» OBJECTIVE
Seek out every line containing the word "content", and copy each.

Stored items
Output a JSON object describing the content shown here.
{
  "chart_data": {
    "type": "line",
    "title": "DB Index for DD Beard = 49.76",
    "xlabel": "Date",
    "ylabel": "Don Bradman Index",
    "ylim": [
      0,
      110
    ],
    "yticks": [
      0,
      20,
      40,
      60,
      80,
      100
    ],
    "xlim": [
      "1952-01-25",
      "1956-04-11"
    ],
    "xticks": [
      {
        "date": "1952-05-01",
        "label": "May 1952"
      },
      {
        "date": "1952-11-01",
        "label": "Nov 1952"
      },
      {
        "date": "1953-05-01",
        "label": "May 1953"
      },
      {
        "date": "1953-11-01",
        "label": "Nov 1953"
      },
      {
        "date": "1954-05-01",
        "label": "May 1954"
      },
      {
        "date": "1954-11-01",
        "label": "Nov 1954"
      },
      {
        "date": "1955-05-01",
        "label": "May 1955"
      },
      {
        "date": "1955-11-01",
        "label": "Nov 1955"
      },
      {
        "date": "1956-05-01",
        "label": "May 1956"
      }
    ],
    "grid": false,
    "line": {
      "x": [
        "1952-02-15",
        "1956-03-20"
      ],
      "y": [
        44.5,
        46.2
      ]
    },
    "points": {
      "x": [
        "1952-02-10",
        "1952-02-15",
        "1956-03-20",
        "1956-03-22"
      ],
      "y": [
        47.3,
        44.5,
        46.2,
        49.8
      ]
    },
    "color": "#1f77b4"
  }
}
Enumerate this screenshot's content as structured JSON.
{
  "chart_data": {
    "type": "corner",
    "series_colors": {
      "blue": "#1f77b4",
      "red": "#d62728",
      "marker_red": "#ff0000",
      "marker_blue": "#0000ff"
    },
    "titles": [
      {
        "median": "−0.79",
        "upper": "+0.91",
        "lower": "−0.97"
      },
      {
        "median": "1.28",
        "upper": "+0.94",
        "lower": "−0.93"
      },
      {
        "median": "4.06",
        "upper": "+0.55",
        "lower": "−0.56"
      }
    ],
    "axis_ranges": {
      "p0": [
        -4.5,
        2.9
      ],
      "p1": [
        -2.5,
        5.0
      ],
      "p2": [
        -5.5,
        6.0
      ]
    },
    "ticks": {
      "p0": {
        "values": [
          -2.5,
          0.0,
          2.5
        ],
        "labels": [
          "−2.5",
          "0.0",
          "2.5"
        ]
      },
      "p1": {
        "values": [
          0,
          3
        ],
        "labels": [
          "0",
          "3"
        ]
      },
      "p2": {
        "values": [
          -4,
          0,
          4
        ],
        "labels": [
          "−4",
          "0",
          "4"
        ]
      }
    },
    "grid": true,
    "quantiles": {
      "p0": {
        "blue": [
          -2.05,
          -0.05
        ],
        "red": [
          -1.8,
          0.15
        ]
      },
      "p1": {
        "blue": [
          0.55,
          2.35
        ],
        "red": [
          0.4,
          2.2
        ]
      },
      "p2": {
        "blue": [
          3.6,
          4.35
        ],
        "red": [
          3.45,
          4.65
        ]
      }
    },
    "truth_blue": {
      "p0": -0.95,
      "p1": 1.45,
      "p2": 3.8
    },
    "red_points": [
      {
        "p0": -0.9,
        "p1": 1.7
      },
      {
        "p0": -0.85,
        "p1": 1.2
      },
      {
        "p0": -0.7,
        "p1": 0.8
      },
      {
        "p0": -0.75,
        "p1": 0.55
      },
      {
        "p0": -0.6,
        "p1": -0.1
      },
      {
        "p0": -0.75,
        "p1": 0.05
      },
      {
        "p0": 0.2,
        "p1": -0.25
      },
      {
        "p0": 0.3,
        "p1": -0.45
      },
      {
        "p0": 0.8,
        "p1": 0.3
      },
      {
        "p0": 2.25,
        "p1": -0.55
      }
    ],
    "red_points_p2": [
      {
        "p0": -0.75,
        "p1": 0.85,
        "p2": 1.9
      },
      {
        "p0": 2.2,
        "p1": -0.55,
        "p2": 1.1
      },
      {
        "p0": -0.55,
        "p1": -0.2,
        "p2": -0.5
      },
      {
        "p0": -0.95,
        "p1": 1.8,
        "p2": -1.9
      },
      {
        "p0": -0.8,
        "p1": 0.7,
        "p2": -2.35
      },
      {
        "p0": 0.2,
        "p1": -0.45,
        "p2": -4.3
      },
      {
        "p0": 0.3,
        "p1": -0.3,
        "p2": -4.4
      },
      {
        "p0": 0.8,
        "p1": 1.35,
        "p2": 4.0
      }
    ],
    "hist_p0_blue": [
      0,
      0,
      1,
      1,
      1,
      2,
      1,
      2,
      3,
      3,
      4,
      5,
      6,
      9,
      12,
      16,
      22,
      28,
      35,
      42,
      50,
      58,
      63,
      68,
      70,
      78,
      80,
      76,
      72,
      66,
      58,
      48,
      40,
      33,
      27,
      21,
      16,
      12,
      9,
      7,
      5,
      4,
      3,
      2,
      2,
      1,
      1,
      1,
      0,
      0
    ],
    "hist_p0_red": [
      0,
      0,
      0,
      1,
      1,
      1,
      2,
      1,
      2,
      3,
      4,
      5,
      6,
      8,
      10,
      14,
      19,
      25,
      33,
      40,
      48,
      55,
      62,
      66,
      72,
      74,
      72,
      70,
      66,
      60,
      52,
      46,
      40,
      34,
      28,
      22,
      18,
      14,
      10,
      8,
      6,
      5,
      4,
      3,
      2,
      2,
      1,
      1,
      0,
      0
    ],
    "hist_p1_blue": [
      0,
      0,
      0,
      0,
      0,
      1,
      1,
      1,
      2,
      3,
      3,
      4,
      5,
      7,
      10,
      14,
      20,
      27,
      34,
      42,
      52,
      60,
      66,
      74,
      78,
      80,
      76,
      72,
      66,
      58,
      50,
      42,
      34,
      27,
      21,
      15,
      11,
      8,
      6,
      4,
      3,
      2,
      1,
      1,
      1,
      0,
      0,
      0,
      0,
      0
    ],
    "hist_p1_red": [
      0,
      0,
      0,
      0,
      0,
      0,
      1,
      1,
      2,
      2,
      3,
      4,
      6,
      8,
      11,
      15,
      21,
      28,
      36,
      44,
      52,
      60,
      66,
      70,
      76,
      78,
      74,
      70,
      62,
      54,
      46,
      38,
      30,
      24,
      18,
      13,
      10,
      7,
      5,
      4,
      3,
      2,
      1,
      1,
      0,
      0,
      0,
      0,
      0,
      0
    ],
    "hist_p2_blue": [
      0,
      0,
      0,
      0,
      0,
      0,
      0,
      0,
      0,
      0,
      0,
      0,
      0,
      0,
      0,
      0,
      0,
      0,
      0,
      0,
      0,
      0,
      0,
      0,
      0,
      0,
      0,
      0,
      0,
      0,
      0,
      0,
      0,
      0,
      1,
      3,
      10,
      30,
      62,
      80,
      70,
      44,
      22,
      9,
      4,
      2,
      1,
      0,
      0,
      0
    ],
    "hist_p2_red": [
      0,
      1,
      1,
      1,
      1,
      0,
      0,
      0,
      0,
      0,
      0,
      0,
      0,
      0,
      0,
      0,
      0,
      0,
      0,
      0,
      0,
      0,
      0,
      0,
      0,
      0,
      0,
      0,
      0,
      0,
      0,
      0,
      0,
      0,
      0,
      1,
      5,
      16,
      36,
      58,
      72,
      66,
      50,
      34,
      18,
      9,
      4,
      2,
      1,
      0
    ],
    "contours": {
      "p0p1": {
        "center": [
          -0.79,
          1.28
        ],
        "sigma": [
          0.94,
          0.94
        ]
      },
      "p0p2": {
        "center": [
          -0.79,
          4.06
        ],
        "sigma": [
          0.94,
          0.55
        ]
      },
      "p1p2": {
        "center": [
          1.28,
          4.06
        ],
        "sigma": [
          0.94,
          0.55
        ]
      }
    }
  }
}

» SOLVED PROBLEM
Output a JSON object describing the content shown here.
Enumerate this screenshot's content as structured JSON.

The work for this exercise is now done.